_EXERCISE OBJECTIVE:_
Extract every line that includes the string "décembre".

_RAW RECORDS:_
######

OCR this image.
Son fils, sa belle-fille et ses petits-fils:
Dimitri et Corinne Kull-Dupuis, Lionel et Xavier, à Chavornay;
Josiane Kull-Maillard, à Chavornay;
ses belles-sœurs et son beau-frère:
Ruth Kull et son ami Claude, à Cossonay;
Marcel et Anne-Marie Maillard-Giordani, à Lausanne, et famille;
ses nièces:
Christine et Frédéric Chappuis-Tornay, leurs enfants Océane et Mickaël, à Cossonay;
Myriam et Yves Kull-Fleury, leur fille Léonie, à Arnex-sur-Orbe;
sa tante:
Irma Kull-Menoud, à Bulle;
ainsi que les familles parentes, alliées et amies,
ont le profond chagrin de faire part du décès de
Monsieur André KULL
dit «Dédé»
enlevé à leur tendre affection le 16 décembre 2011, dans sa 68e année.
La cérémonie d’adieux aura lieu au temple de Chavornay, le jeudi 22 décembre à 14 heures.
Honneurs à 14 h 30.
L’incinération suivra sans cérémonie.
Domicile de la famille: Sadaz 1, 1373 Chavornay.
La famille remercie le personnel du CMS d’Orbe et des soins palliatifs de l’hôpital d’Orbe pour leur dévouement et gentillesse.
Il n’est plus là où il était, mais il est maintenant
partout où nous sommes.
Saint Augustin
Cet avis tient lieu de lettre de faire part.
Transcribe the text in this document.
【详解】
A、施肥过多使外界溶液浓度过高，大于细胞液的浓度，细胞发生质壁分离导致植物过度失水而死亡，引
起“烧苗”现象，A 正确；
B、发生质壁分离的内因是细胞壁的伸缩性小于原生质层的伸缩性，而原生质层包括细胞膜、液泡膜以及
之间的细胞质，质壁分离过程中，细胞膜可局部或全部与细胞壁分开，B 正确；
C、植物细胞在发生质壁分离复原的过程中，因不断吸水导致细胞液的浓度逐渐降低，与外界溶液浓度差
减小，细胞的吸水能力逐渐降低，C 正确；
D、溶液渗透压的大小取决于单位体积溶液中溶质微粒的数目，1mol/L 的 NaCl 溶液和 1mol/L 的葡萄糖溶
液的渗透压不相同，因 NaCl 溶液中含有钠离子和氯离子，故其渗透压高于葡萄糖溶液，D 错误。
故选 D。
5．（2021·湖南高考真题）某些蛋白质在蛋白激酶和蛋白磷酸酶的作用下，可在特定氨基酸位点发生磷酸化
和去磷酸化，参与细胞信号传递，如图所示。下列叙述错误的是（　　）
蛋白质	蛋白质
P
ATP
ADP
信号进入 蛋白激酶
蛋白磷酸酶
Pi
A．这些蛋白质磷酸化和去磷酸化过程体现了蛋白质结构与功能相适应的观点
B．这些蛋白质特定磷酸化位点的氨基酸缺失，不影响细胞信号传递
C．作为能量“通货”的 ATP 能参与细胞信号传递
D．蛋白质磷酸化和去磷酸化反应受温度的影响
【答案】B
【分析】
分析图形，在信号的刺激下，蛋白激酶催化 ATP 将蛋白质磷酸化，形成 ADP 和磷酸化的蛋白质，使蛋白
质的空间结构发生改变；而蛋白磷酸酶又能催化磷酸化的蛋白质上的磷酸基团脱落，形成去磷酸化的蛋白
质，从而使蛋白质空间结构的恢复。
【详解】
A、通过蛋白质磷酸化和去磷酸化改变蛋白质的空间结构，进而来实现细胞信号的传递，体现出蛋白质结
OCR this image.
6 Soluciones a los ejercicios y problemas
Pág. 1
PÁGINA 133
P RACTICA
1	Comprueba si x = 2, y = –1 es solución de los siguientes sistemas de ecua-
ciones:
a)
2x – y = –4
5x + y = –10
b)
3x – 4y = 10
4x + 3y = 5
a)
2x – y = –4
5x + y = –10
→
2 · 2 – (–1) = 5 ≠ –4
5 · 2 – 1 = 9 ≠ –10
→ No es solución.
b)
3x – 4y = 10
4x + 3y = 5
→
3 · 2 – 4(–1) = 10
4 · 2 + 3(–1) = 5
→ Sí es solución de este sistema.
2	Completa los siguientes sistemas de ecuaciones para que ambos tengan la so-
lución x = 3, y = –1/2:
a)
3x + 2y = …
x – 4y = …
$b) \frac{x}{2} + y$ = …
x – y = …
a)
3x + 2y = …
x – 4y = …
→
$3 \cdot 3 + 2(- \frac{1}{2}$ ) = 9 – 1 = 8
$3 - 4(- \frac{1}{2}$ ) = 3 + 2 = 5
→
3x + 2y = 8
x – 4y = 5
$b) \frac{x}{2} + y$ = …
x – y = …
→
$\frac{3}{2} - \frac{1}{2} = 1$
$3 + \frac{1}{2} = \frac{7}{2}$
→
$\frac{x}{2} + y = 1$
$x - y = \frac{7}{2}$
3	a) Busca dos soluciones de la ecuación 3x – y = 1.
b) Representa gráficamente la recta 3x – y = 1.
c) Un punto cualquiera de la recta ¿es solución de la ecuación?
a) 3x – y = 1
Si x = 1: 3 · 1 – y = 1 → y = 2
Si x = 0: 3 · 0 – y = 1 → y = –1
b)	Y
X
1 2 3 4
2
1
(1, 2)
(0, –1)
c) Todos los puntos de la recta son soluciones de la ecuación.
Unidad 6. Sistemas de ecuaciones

######

_FINISHED TASK:_
enlevé à leur tendre affection le 16 décembre 2011, dans sa 68e année.
La cérémonie d’adieux aura lieu au temple de Chavornay, le jeudi 22 décembre à 14 heures.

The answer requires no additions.